* Begin *

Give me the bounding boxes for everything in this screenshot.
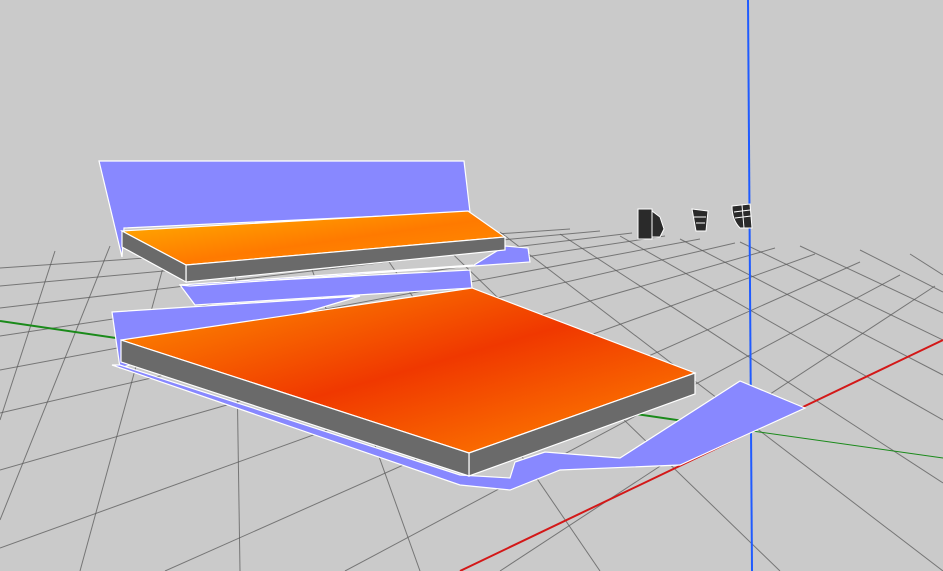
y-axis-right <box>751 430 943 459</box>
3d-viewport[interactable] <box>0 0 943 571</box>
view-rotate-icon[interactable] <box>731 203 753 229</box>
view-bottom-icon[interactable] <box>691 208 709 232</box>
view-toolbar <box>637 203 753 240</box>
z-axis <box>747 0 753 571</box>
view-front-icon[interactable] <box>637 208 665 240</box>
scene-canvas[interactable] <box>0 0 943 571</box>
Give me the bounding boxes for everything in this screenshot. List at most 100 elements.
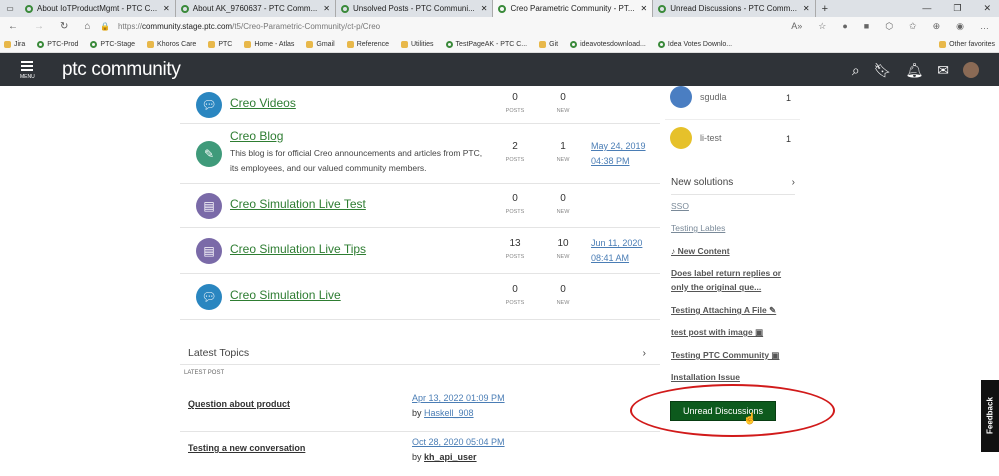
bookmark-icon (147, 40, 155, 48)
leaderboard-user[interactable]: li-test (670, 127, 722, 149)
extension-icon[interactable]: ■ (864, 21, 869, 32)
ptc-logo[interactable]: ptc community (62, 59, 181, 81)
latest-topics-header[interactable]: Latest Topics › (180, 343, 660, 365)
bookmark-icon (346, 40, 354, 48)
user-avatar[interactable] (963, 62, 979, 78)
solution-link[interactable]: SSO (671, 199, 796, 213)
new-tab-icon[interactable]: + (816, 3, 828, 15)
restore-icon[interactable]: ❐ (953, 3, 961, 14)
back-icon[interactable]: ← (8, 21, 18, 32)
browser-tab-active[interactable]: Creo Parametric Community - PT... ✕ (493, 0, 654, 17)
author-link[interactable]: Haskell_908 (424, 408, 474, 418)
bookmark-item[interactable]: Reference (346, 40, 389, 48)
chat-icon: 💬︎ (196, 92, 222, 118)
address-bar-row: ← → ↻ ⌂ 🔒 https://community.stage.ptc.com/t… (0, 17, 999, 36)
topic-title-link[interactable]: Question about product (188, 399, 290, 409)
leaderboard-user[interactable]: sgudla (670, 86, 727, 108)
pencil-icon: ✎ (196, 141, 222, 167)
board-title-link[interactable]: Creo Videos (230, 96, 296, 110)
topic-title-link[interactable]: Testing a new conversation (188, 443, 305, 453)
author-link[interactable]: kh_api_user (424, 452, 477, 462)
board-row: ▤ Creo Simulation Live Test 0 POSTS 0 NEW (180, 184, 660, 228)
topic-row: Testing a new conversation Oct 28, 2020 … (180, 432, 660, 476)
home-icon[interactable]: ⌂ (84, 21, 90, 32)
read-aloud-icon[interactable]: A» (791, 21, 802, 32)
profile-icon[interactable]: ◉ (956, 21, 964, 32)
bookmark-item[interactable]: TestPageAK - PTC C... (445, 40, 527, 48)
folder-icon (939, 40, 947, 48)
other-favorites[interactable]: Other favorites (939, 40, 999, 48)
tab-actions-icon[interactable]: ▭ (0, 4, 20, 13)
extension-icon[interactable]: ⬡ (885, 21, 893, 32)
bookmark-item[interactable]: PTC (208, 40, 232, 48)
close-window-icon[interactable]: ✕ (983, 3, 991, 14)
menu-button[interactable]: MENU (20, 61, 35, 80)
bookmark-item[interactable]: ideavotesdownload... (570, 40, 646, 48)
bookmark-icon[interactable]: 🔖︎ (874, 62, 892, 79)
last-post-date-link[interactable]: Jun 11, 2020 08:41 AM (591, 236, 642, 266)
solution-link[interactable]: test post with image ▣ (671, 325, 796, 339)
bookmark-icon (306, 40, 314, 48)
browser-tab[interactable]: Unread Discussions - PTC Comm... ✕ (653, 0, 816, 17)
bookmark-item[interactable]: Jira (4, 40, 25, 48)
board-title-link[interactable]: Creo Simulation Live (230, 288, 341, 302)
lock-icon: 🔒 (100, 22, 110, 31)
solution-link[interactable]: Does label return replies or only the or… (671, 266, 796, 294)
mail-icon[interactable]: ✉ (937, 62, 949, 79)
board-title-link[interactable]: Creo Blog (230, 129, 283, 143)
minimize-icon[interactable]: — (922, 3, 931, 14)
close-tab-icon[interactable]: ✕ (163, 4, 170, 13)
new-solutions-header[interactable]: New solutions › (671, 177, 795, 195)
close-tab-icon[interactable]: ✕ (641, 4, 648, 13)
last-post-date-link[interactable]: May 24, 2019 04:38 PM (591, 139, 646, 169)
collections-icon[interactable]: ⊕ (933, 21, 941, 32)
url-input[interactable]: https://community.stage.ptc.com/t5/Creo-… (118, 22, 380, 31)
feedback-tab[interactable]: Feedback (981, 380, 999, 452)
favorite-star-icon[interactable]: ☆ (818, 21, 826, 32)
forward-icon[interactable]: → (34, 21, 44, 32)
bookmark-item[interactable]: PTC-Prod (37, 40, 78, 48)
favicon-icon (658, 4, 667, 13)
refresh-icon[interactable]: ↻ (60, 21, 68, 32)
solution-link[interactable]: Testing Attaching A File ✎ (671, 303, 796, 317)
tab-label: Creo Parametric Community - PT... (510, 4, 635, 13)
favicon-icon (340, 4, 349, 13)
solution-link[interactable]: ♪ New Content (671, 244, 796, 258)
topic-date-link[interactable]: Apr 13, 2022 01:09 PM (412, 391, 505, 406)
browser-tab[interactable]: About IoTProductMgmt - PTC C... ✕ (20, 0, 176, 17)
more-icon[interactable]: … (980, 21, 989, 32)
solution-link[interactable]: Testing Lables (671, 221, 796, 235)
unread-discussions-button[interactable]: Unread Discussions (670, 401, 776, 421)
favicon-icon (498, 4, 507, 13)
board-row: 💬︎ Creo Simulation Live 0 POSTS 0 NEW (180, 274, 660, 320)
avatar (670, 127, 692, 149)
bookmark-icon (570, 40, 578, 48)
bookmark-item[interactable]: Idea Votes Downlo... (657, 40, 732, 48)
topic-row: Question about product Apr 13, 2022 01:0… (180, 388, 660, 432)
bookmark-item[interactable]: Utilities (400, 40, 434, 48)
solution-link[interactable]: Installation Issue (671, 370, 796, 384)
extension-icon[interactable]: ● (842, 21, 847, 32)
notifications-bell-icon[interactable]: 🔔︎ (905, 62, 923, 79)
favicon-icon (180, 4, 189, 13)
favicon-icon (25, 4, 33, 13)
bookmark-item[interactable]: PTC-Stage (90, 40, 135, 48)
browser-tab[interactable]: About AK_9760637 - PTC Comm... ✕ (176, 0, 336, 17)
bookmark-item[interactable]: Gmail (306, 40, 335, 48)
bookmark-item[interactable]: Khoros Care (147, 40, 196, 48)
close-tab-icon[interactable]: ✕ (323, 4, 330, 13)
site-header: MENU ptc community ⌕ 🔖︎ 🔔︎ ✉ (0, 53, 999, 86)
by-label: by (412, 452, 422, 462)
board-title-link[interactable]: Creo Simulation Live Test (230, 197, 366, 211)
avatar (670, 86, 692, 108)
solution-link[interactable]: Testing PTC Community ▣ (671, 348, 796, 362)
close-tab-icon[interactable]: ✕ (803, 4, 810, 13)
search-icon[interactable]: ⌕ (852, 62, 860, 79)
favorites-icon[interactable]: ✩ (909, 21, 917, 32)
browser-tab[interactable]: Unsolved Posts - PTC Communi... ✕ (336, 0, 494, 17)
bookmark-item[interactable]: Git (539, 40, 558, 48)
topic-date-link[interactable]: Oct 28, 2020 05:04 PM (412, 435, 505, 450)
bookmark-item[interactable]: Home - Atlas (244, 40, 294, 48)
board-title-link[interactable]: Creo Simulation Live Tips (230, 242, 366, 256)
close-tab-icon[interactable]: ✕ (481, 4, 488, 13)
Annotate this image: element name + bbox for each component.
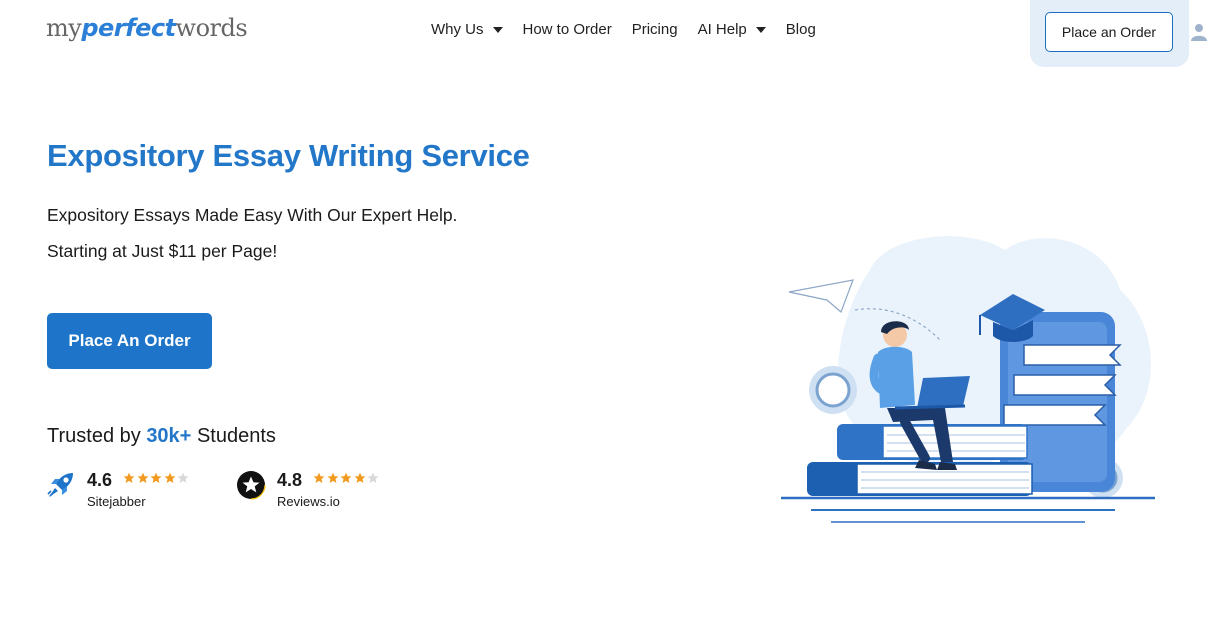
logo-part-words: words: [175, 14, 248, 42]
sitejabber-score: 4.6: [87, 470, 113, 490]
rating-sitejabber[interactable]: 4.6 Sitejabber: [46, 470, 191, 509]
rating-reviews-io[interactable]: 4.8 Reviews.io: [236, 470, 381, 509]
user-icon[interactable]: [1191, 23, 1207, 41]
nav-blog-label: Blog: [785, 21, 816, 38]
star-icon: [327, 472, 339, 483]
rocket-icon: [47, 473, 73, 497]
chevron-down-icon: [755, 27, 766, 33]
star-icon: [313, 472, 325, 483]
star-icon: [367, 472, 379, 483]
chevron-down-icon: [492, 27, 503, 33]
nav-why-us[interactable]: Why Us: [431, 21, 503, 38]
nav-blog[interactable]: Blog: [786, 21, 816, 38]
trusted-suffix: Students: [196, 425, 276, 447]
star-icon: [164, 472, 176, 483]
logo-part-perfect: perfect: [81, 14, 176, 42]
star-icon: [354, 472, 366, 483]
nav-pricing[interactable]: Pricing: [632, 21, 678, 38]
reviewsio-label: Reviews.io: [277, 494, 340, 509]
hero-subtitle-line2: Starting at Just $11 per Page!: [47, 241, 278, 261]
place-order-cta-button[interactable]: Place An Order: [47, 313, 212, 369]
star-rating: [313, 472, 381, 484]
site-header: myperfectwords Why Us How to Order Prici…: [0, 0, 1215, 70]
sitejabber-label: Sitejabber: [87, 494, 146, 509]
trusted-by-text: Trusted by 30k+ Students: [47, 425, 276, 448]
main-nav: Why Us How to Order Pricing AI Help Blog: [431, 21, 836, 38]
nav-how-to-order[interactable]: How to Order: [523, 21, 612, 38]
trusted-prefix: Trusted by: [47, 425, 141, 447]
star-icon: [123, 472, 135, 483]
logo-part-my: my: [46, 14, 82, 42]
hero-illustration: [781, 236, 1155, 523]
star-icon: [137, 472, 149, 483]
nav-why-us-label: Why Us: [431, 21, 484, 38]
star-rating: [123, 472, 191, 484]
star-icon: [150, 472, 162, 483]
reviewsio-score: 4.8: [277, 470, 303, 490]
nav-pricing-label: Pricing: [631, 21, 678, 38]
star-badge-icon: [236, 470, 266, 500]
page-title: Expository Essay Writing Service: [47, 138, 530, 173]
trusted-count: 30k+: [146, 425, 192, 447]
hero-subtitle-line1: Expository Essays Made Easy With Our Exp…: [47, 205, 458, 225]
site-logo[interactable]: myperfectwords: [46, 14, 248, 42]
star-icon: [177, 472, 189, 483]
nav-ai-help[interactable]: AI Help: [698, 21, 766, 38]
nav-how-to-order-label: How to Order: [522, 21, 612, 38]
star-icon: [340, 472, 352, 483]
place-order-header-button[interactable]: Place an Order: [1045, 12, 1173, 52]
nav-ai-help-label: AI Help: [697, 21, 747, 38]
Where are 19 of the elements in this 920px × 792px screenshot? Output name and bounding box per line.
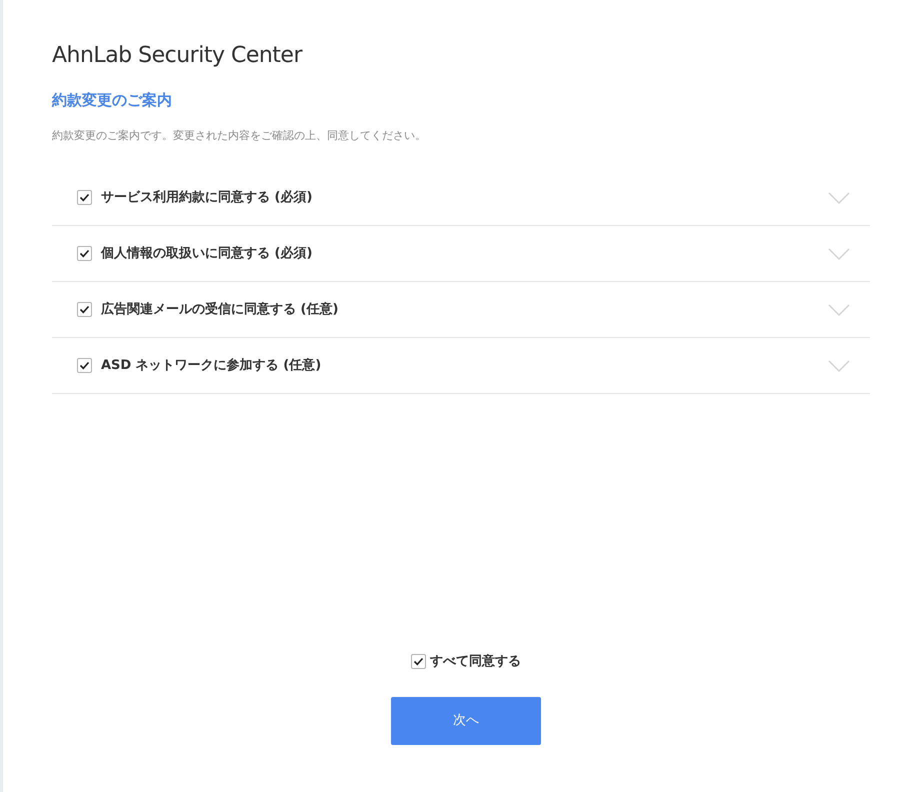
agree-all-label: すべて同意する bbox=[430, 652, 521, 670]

* End *

What is expected:
Extract the rows beginning at the line that contains "bookmark-icon (147, 40, 155, 48)" and ending after the line that contains "topic-row: Testing a", repeating each line verbatim.

Correct output:
bookmark-icon (147, 40, 155, 48)
leaderboard-user[interactable]: li-test (670, 127, 722, 149)
extension-icon[interactable]: ■ (864, 21, 869, 32)
ptc-logo[interactable]: ptc community (62, 59, 181, 81)
latest-topics-header[interactable]: Latest Topics › (180, 343, 660, 365)
bookmark-icon (346, 40, 354, 48)
user-avatar[interactable] (963, 62, 979, 78)
solution-link[interactable]: SSO (671, 199, 796, 213)
new-tab-icon[interactable]: + (816, 3, 828, 15)
restore-icon[interactable]: ❐ (953, 3, 961, 14)
back-icon[interactable]: ← (8, 21, 18, 32)
browser-tab-active[interactable]: Creo Parametric Community - PT... ✕ (493, 0, 654, 17)
author-link[interactable]: Haskell_908 (424, 408, 474, 418)
bookmark-item[interactable]: Reference (346, 40, 389, 48)
chat-icon: 💬︎ (196, 92, 222, 118)
address-bar-row: ← → ↻ ⌂ 🔒 https://community.stage.ptc.com/t… (0, 17, 999, 36)
topic-title-link[interactable]: Question about product (188, 399, 290, 409)
leaderboard-user[interactable]: sgudla (670, 86, 727, 108)
pencil-icon: ✎ (196, 141, 222, 167)
board-title-link[interactable]: Creo Videos (230, 96, 296, 110)
topic-title-link[interactable]: Testing a new conversation (188, 443, 305, 453)
author-link[interactable]: kh_api_user (424, 452, 477, 462)
board-row: ▤ Creo Simulation Live Test 0 POSTS 0 NEW (180, 184, 660, 228)
topic-row: Testing a new conversation Oct 28, 2020 … (180, 432, 660, 476)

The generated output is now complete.